| Task objective |
Sift the listing for lines that hold the string "more" and pull them out.

| Supplied entries |

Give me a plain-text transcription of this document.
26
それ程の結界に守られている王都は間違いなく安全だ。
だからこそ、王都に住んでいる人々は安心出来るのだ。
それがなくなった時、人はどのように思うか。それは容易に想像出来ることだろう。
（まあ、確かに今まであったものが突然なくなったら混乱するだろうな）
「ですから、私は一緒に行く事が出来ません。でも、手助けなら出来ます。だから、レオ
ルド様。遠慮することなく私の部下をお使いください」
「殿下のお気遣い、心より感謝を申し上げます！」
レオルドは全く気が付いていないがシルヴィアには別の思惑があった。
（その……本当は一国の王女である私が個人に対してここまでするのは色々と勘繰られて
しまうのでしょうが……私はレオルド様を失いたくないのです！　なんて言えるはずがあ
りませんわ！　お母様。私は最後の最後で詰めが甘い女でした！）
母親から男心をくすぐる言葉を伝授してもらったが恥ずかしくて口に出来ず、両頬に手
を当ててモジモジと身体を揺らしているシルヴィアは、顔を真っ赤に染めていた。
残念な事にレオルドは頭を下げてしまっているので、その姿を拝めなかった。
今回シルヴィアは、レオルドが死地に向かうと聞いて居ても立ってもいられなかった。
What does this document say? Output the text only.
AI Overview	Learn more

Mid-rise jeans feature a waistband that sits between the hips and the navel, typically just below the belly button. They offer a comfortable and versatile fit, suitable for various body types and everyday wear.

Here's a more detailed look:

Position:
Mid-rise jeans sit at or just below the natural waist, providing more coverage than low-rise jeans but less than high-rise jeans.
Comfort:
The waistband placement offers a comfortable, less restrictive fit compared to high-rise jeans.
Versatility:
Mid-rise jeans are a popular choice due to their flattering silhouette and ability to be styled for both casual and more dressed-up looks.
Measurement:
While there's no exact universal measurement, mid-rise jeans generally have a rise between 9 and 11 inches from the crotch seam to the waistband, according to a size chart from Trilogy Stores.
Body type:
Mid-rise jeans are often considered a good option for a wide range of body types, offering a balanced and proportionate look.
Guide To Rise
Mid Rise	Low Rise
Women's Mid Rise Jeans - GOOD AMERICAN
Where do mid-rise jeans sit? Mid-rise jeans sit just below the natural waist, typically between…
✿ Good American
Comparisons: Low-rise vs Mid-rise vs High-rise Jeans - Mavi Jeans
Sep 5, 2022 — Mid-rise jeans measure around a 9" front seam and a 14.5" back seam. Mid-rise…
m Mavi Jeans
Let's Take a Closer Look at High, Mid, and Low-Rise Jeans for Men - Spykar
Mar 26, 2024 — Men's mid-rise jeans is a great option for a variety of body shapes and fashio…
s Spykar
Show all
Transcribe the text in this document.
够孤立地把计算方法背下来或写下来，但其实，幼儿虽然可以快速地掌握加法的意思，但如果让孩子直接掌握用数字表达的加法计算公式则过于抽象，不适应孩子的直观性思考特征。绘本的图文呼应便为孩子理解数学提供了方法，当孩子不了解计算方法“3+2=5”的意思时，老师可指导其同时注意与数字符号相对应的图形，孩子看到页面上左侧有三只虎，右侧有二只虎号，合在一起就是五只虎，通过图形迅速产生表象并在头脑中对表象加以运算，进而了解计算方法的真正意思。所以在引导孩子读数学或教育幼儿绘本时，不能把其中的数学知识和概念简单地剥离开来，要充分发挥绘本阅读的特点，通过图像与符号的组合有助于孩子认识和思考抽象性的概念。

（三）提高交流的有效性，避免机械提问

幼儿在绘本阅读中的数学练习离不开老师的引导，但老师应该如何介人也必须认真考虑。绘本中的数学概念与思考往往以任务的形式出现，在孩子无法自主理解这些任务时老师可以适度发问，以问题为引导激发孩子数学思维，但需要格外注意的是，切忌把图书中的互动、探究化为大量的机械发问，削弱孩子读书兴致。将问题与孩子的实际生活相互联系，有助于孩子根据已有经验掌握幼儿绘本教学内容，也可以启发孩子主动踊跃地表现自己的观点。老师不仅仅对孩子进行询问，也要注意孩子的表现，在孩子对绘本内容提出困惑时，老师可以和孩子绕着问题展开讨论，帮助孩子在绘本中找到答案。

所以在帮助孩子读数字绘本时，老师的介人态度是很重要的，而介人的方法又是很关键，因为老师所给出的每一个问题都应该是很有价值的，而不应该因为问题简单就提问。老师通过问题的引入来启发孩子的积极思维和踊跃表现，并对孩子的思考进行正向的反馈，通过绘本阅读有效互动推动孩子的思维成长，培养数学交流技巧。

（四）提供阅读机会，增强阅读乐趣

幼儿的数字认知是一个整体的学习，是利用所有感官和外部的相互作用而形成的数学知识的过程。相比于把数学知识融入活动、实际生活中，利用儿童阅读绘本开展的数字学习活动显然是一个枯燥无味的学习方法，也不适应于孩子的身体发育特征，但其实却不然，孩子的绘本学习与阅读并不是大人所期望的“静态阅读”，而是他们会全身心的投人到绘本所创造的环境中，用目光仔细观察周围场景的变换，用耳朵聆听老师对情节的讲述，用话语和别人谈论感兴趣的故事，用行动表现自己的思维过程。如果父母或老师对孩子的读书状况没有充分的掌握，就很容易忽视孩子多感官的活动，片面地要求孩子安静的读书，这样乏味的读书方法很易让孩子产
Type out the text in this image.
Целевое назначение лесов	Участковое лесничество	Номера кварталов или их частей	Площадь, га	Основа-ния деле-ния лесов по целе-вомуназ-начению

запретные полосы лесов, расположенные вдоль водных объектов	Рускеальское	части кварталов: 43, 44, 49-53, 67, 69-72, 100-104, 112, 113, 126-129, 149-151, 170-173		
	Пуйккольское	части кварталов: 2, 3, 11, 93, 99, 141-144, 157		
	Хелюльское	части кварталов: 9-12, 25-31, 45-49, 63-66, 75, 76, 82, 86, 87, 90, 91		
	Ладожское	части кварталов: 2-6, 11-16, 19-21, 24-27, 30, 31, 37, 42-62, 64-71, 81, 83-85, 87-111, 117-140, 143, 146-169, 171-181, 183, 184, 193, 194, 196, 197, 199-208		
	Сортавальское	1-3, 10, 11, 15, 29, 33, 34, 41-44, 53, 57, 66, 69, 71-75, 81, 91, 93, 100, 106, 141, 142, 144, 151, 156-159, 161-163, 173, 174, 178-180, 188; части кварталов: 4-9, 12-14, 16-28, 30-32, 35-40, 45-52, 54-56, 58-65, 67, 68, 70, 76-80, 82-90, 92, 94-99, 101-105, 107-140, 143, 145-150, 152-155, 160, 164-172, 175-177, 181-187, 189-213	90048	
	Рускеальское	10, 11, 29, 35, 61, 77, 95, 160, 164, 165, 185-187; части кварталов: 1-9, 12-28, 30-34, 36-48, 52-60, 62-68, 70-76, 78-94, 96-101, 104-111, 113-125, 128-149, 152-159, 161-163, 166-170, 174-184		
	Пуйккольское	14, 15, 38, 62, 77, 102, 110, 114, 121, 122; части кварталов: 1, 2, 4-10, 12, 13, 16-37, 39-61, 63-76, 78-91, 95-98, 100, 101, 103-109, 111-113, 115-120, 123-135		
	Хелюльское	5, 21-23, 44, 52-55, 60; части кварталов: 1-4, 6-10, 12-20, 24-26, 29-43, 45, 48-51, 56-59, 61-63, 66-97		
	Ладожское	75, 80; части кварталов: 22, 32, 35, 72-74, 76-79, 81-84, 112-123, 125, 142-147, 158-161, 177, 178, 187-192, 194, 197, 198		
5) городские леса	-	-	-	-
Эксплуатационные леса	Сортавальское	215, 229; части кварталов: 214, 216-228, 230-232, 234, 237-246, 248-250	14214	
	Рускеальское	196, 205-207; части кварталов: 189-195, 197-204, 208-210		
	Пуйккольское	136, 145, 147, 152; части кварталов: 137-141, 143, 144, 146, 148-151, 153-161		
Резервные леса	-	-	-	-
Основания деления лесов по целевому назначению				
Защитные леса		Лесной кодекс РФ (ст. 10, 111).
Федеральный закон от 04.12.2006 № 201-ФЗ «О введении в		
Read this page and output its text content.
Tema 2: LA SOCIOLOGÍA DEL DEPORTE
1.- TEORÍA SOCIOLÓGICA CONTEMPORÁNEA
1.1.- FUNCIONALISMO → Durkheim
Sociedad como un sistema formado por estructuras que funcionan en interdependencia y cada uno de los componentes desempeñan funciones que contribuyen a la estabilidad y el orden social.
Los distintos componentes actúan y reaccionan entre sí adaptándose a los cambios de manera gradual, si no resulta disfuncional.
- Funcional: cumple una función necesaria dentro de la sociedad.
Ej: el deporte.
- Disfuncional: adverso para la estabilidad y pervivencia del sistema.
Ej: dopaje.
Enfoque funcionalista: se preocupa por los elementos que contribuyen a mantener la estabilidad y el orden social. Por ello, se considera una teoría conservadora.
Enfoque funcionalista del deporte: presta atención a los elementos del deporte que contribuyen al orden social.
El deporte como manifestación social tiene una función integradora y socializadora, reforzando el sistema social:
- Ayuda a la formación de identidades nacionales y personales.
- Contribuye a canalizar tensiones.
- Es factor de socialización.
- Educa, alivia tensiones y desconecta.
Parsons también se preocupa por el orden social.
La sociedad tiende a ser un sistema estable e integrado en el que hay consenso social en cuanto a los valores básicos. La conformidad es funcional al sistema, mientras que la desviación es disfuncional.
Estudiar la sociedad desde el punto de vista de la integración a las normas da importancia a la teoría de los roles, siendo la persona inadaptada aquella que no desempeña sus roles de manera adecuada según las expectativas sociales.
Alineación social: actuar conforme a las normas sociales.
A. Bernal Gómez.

| Answer for the task |
AI Overview	Learn more
Here's a more detailed look:
Mid-rise jeans sit at or just below the natural waist, providing more coverage than low-rise jeans but less than high-rise jeans.
Mid-rise jeans are a popular choice due to their flattering silhouette and ability to be styled for both casual and more dressed-up looks.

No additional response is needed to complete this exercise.